Extracted records:
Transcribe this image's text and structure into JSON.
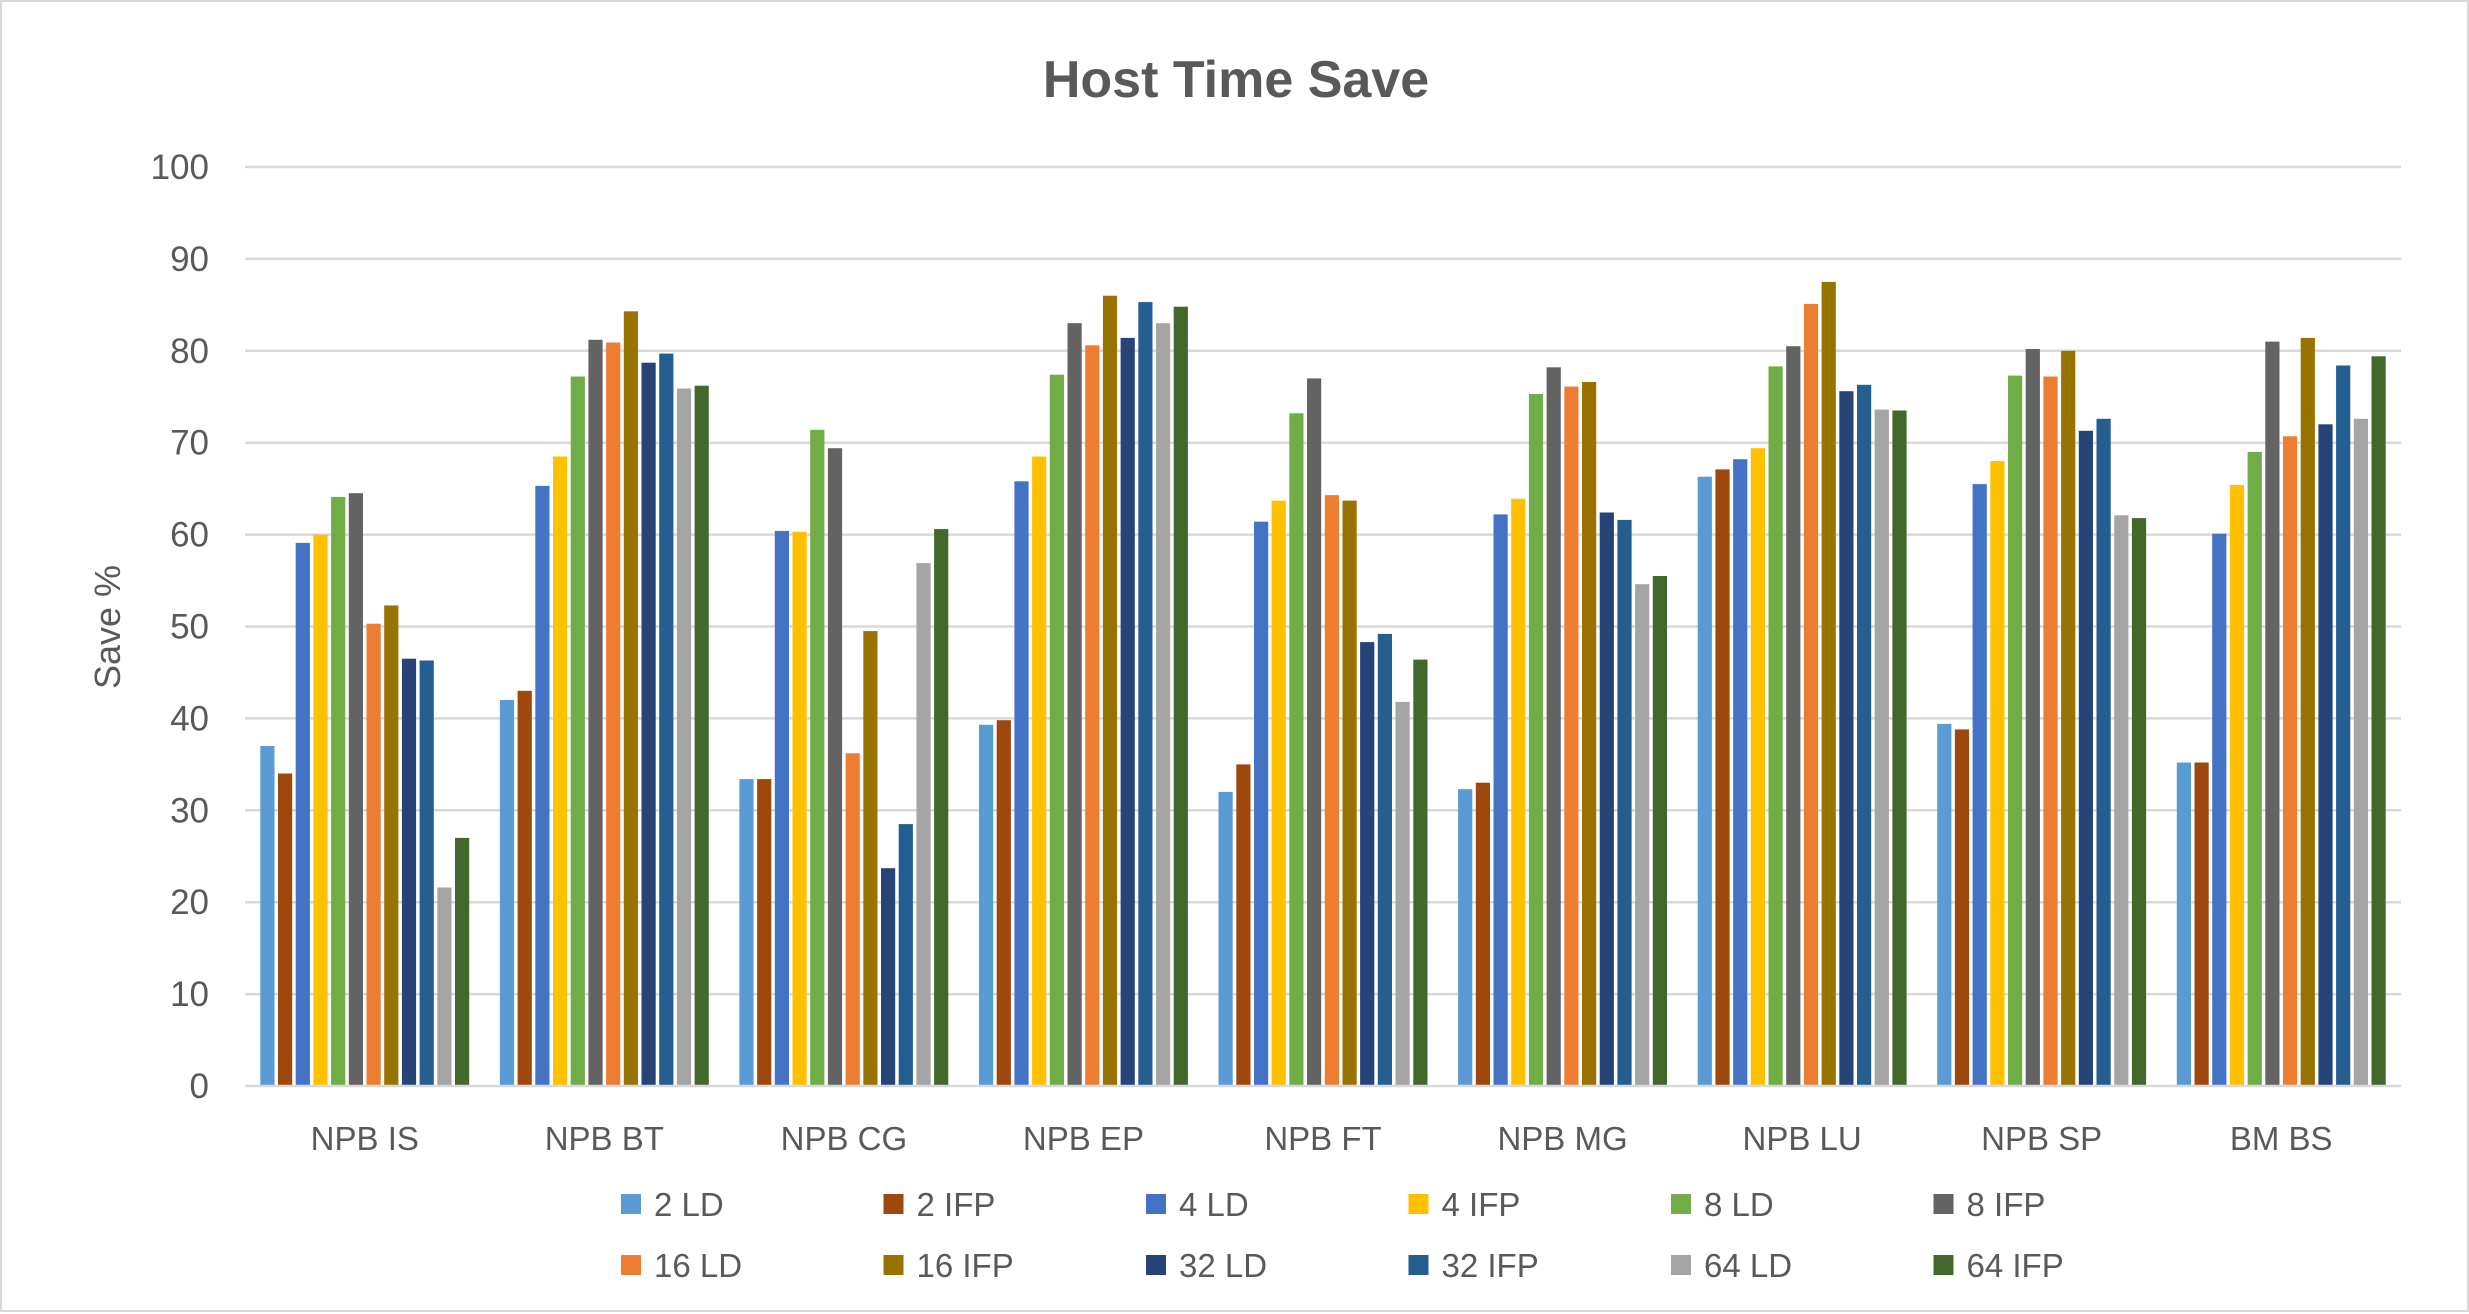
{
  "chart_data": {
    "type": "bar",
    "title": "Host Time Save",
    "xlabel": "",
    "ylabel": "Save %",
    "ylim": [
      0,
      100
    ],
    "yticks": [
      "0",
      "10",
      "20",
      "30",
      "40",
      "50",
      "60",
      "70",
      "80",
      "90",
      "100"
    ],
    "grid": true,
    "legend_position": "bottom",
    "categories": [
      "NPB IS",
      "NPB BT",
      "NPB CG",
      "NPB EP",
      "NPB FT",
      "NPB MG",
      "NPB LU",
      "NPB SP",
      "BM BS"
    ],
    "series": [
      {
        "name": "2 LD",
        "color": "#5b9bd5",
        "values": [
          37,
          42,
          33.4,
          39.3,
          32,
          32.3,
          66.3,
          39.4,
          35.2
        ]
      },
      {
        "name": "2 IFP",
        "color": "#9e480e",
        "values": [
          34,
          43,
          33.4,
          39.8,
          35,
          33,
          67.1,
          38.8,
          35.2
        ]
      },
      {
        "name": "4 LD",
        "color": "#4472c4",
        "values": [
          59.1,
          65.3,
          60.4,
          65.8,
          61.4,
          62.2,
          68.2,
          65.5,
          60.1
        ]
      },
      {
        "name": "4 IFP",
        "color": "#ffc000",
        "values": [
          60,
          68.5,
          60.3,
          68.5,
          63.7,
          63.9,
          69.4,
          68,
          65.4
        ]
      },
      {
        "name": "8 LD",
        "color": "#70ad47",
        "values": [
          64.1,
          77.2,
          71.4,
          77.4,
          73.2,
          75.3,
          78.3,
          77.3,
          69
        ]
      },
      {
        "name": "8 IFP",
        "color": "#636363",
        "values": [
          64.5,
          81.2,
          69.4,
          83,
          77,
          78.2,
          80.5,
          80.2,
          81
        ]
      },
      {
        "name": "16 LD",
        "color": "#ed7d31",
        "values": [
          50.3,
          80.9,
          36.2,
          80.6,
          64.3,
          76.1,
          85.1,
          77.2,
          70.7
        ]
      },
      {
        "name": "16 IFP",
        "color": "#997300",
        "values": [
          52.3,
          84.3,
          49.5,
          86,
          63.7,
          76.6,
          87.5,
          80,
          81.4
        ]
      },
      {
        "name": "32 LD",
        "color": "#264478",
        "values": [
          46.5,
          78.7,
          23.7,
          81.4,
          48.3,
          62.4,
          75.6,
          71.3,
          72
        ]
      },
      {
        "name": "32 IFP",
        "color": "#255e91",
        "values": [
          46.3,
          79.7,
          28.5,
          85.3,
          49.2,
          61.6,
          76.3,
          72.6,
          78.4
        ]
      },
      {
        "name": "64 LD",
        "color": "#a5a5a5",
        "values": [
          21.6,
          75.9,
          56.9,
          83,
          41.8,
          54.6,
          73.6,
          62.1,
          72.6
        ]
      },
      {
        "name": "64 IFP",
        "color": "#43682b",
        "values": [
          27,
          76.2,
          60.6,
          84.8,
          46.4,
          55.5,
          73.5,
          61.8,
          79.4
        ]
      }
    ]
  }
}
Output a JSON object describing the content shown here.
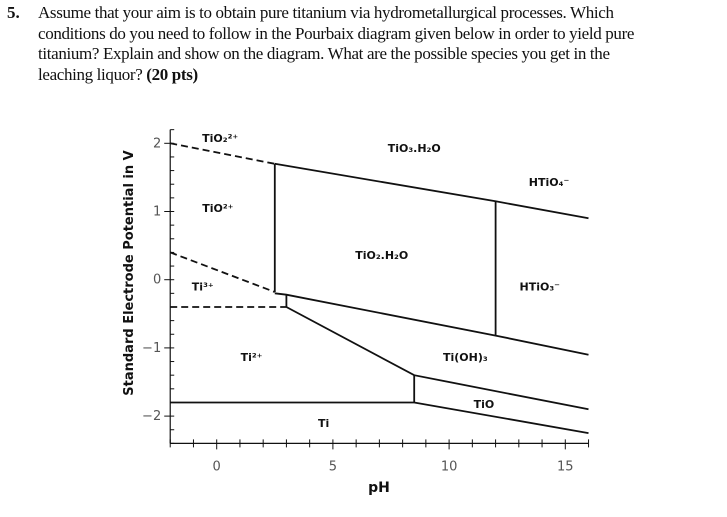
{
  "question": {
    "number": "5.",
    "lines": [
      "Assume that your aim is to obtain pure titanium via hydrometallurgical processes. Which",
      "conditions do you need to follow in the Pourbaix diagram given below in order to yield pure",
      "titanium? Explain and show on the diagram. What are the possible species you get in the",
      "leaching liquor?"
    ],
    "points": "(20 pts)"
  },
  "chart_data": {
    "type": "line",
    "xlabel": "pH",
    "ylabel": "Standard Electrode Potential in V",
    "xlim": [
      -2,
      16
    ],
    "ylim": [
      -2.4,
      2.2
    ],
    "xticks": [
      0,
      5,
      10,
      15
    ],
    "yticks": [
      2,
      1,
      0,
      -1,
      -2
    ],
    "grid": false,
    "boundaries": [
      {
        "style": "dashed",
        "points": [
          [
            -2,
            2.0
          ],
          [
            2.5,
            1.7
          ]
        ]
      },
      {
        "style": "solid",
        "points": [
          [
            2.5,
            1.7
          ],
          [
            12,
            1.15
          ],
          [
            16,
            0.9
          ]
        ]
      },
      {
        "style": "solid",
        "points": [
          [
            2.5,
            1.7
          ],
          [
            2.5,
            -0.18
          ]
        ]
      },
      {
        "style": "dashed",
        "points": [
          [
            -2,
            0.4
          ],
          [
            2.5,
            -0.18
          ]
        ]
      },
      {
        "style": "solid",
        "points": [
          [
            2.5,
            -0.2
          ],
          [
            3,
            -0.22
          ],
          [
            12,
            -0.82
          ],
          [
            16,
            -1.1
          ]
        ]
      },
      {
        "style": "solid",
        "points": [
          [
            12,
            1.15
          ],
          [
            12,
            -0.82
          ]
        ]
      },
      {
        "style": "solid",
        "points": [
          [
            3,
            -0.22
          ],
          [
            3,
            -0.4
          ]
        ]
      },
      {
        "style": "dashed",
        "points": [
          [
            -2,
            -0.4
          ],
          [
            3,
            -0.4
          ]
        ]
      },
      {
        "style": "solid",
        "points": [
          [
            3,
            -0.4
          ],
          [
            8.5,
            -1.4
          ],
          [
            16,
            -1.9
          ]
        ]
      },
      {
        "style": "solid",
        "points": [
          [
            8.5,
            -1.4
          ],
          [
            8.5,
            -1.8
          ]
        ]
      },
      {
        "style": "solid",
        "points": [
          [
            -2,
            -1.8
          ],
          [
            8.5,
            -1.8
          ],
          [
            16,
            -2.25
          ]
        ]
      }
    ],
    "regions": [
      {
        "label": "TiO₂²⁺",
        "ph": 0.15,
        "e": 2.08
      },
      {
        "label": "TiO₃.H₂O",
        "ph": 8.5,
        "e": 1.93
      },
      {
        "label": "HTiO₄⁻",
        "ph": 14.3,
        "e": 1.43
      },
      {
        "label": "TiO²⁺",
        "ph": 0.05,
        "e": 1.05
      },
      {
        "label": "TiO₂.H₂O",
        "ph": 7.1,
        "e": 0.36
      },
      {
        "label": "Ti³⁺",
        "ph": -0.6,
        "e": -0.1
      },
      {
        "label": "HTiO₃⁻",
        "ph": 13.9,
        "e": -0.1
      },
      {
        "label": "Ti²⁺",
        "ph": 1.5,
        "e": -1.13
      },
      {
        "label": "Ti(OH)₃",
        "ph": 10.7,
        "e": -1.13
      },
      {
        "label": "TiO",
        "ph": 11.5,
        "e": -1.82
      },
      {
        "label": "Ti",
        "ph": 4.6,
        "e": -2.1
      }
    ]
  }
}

__What you need to do__
Reproduce all entries without any change, and omit the pictures.

__Complete response__
Transcribe this image's text and structure into JSON.
{
  "chart_data": {
    "type": "bar",
    "title": "Host Time Save",
    "xlabel": "",
    "ylabel": "Save %",
    "ylim": [
      0,
      100
    ],
    "yticks": [
      "0",
      "10",
      "20",
      "30",
      "40",
      "50",
      "60",
      "70",
      "80",
      "90",
      "100"
    ],
    "grid": true,
    "legend_position": "bottom",
    "categories": [
      "NPB IS",
      "NPB BT",
      "NPB CG",
      "NPB EP",
      "NPB FT",
      "NPB MG",
      "NPB LU",
      "NPB SP",
      "BM BS"
    ],
    "series": [
      {
        "name": "2 LD",
        "color": "#5b9bd5",
        "values": [
          37,
          42,
          33.4,
          39.3,
          32,
          32.3,
          66.3,
          39.4,
          35.2
        ]
      },
      {
        "name": "2 IFP",
        "color": "#9e480e",
        "values": [
          34,
          43,
          33.4,
          39.8,
          35,
          33,
          67.1,
          38.8,
          35.2
        ]
      },
      {
        "name": "4 LD",
        "color": "#4472c4",
        "values": [
          59.1,
          65.3,
          60.4,
          65.8,
          61.4,
          62.2,
          68.2,
          65.5,
          60.1
        ]
      },
      {
        "name": "4 IFP",
        "color": "#ffc000",
        "values": [
          60,
          68.5,
          60.3,
          68.5,
          63.7,
          63.9,
          69.4,
          68,
          65.4
        ]
      },
      {
        "name": "8 LD",
        "color": "#70ad47",
        "values": [
          64.1,
          77.2,
          71.4,
          77.4,
          73.2,
          75.3,
          78.3,
          77.3,
          69
        ]
      },
      {
        "name": "8 IFP",
        "color": "#636363",
        "values": [
          64.5,
          81.2,
          69.4,
          83,
          77,
          78.2,
          80.5,
          80.2,
          81
        ]
      },
      {
        "name": "16 LD",
        "color": "#ed7d31",
        "values": [
          50.3,
          80.9,
          36.2,
          80.6,
          64.3,
          76.1,
          85.1,
          77.2,
          70.7
        ]
      },
      {
        "name": "16 IFP",
        "color": "#997300",
        "values": [
          52.3,
          84.3,
          49.5,
          86,
          63.7,
          76.6,
          87.5,
          80,
          81.4
        ]
      },
      {
        "name": "32 LD",
        "color": "#264478",
        "values": [
          46.5,
          78.7,
          23.7,
          81.4,
          48.3,
          62.4,
          75.6,
          71.3,
          72
        ]
      },
      {
        "name": "32 IFP",
        "color": "#255e91",
        "values": [
          46.3,
          79.7,
          28.5,
          85.3,
          49.2,
          61.6,
          76.3,
          72.6,
          78.4
        ]
      },
      {
        "name": "64 LD",
        "color": "#a5a5a5",
        "values": [
          21.6,
          75.9,
          56.9,
          83,
          41.8,
          54.6,
          73.6,
          62.1,
          72.6
        ]
      },
      {
        "name": "64 IFP",
        "color": "#43682b",
        "values": [
          27,
          76.2,
          60.6,
          84.8,
          46.4,
          55.5,
          73.5,
          61.8,
          79.4
        ]
      }
    ]
  }
}
Output a JSON object describing the content shown here.
{
  "question": {
    "number": "5.",
    "lines": [
      "Assume that your aim is to obtain pure titanium via hydrometallurgical processes. Which",
      "conditions do you need to follow in the Pourbaix diagram given below in order to yield pure",
      "titanium? Explain and show on the diagram. What are the possible species you get in the",
      "leaching liquor?"
    ],
    "points": "(20 pts)"
  },
  "chart_data": {
    "type": "line",
    "xlabel": "pH",
    "ylabel": "Standard Electrode Potential in V",
    "xlim": [
      -2,
      16
    ],
    "ylim": [
      -2.4,
      2.2
    ],
    "xticks": [
      0,
      5,
      10,
      15
    ],
    "yticks": [
      2,
      1,
      0,
      -1,
      -2
    ],
    "grid": false,
    "boundaries": [
      {
        "style": "dashed",
        "points": [
          [
            -2,
            2.0
          ],
          [
            2.5,
            1.7
          ]
        ]
      },
      {
        "style": "solid",
        "points": [
          [
            2.5,
            1.7
          ],
          [
            12,
            1.15
          ],
          [
            16,
            0.9
          ]
        ]
      },
      {
        "style": "solid",
        "points": [
          [
            2.5,
            1.7
          ],
          [
            2.5,
            -0.18
          ]
        ]
      },
      {
        "style": "dashed",
        "points": [
          [
            -2,
            0.4
          ],
          [
            2.5,
            -0.18
          ]
        ]
      },
      {
        "style": "solid",
        "points": [
          [
            2.5,
            -0.2
          ],
          [
            3,
            -0.22
          ],
          [
            12,
            -0.82
          ],
          [
            16,
            -1.1
          ]
        ]
      },
      {
        "style": "solid",
        "points": [
          [
            12,
            1.15
          ],
          [
            12,
            -0.82
          ]
        ]
      },
      {
        "style": "solid",
        "points": [
          [
            3,
            -0.22
          ],
          [
            3,
            -0.4
          ]
        ]
      },
      {
        "style": "dashed",
        "points": [
          [
            -2,
            -0.4
          ],
          [
            3,
            -0.4
          ]
        ]
      },
      {
        "style": "solid",
        "points": [
          [
            3,
            -0.4
          ],
          [
            8.5,
            -1.4
          ],
          [
            16,
            -1.9
          ]
        ]
      },
      {
        "style": "solid",
        "points": [
          [
            8.5,
            -1.4
          ],
          [
            8.5,
            -1.8
          ]
        ]
      },
      {
        "style": "solid",
        "points": [
          [
            -2,
            -1.8
          ],
          [
            8.5,
            -1.8
          ],
          [
            16,
            -2.25
          ]
        ]
      }
    ],
    "regions": [
      {
        "label": "TiO₂²⁺",
        "ph": 0.15,
        "e": 2.08
      },
      {
        "label": "TiO₃.H₂O",
        "ph": 8.5,
        "e": 1.93
      },
      {
        "label": "HTiO₄⁻",
        "ph": 14.3,
        "e": 1.43
      },
      {
        "label": "TiO²⁺",
        "ph": 0.05,
        "e": 1.05
      },
      {
        "label": "TiO₂.H₂O",
        "ph": 7.1,
        "e": 0.36
      },
      {
        "label": "Ti³⁺",
        "ph": -0.6,
        "e": -0.1
      },
      {
        "label": "HTiO₃⁻",
        "ph": 13.9,
        "e": -0.1
      },
      {
        "label": "Ti²⁺",
        "ph": 1.5,
        "e": -1.13
      },
      {
        "label": "Ti(OH)₃",
        "ph": 10.7,
        "e": -1.13
      },
      {
        "label": "TiO",
        "ph": 11.5,
        "e": -1.82
      },
      {
        "label": "Ti",
        "ph": 4.6,
        "e": -2.1
      }
    ]
  }
}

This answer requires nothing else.